--- begin Entries shown ---
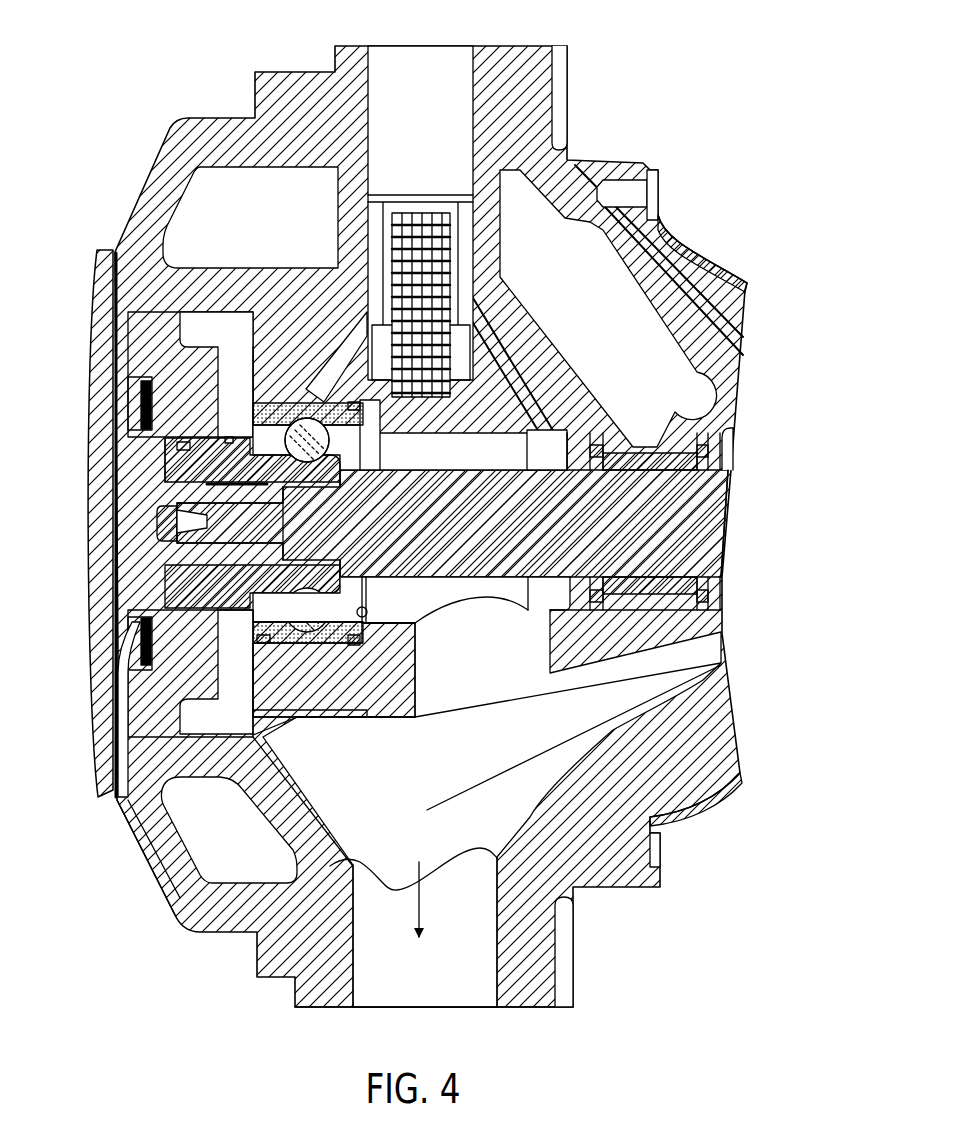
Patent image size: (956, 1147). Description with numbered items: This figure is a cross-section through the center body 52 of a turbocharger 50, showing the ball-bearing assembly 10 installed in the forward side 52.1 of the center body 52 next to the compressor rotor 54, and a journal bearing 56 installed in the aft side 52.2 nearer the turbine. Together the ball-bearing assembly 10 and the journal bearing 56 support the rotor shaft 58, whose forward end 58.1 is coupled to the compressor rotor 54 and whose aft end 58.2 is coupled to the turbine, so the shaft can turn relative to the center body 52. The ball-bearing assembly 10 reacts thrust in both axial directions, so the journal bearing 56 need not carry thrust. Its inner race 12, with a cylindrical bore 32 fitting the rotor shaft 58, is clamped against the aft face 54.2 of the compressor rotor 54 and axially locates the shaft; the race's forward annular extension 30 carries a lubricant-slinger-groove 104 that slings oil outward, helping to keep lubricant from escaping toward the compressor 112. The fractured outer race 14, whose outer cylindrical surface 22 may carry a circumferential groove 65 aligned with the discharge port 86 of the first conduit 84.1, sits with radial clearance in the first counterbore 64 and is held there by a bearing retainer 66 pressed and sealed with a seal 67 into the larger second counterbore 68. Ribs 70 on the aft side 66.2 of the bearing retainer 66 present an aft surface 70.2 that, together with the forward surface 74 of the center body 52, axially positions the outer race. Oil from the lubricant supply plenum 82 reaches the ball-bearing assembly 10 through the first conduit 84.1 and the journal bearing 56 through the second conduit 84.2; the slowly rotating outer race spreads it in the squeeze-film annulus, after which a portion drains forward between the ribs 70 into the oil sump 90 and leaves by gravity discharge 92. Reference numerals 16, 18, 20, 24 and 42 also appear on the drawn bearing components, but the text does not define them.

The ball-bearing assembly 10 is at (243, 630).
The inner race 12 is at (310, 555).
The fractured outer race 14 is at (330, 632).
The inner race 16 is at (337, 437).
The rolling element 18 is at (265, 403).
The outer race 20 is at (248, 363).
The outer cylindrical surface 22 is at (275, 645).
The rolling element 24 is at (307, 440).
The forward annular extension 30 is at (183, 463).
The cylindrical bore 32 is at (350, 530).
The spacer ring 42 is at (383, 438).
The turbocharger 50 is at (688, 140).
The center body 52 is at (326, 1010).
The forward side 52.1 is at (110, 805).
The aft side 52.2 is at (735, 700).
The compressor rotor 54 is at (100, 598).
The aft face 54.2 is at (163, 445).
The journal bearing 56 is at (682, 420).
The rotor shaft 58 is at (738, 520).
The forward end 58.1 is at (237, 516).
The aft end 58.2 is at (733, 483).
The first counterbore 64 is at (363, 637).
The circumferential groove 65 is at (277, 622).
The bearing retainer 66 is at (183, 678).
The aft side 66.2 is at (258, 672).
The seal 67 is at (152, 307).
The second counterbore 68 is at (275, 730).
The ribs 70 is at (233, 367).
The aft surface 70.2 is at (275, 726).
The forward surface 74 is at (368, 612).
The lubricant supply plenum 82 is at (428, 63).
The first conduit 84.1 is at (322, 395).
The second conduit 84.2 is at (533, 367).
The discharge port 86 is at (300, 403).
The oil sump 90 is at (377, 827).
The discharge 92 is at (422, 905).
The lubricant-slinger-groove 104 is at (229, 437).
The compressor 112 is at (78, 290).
--- end Entries shown ---
Directive: Reproduce each of the lines above without alteration, omitting the pictures from your answer.

Task result:
Patent image size: (956, 1147). Description with numbered items: This figure is a cross-section through the center body 52 of a turbocharger 50, showing the ball-bearing assembly 10 installed in the forward side 52.1 of the center body 52 next to the compressor rotor 54, and a journal bearing 56 installed in the aft side 52.2 nearer the turbine. Together the ball-bearing assembly 10 and the journal bearing 56 support the rotor shaft 58, whose forward end 58.1 is coupled to the compressor rotor 54 and whose aft end 58.2 is coupled to the turbine, so the shaft can turn relative to the center body 52. The ball-bearing assembly 10 reacts thrust in both axial directions, so the journal bearing 56 need not carry thrust. Its inner race 12, with a cylindrical bore 32 fitting the rotor shaft 58, is clamped against the aft face 54.2 of the compressor rotor 54 and axially locates the shaft; the race's forward annular extension 30 carries a lubricant-slinger-groove 104 that slings oil outward, helping to keep lubricant from escaping toward the compressor 112. The fractured outer race 14, whose outer cylindrical surface 22 may carry a circumferential groove 65 aligned with the discharge port 86 of the first conduit 84.1, sits with radial clearance in the first counterbore 64 and is held there by a bearing retainer 66 pressed and sealed with a seal 67 into the larger second counterbore 68. Ribs 70 on the aft side 66.2 of the bearing retainer 66 present an aft surface 70.2 that, together with the forward surface 74 of the center body 52, axially positions the outer race. Oil from the lubricant supply plenum 82 reaches the ball-bearing assembly 10 through the first conduit 84.1 and the journal bearing 56 through the second conduit 84.2; the slowly rotating outer race spreads it in the squeeze-film annulus, after which a portion drains forward between the ribs 70 into the oil sump 90 and leaves by gravity discharge 92. Reference numerals 16, 18, 20, 24 and 42 also appear on the drawn bearing components, but the text does not define them.

The ball-bearing assembly 10 is at (243, 630).
The inner race 12 is at (310, 555).
The fractured outer race 14 is at (330, 632).
The inner race 16 is at (337, 437).
The rolling element 18 is at (265, 403).
The outer race 20 is at (248, 363).
The outer cylindrical surface 22 is at (275, 645).
The rolling element 24 is at (307, 440).
The forward annular extension 30 is at (183, 463).
The cylindrical bore 32 is at (350, 530).
The spacer ring 42 is at (383, 438).
The turbocharger 50 is at (688, 140).
The center body 52 is at (326, 1010).
The forward side 52.1 is at (110, 805).
The aft side 52.2 is at (735, 700).
The compressor rotor 54 is at (100, 598).
The aft face 54.2 is at (163, 445).
The journal bearing 56 is at (682, 420).
The rotor shaft 58 is at (738, 520).
The forward end 58.1 is at (237, 516).
The aft end 58.2 is at (733, 483).
The first counterbore 64 is at (363, 637).
The circumferential groove 65 is at (277, 622).
The bearing retainer 66 is at (183, 678).
The aft side 66.2 is at (258, 672).
The seal 67 is at (152, 307).
The second counterbore 68 is at (275, 730).
The ribs 70 is at (233, 367).
The aft surface 70.2 is at (275, 726).
The forward surface 74 is at (368, 612).
The lubricant supply plenum 82 is at (428, 63).
The first conduit 84.1 is at (322, 395).
The second conduit 84.2 is at (533, 367).
The discharge port 86 is at (300, 403).
The oil sump 90 is at (377, 827).
The discharge 92 is at (422, 905).
The lubricant-slinger-groove 104 is at (229, 437).
The compressor 112 is at (78, 290).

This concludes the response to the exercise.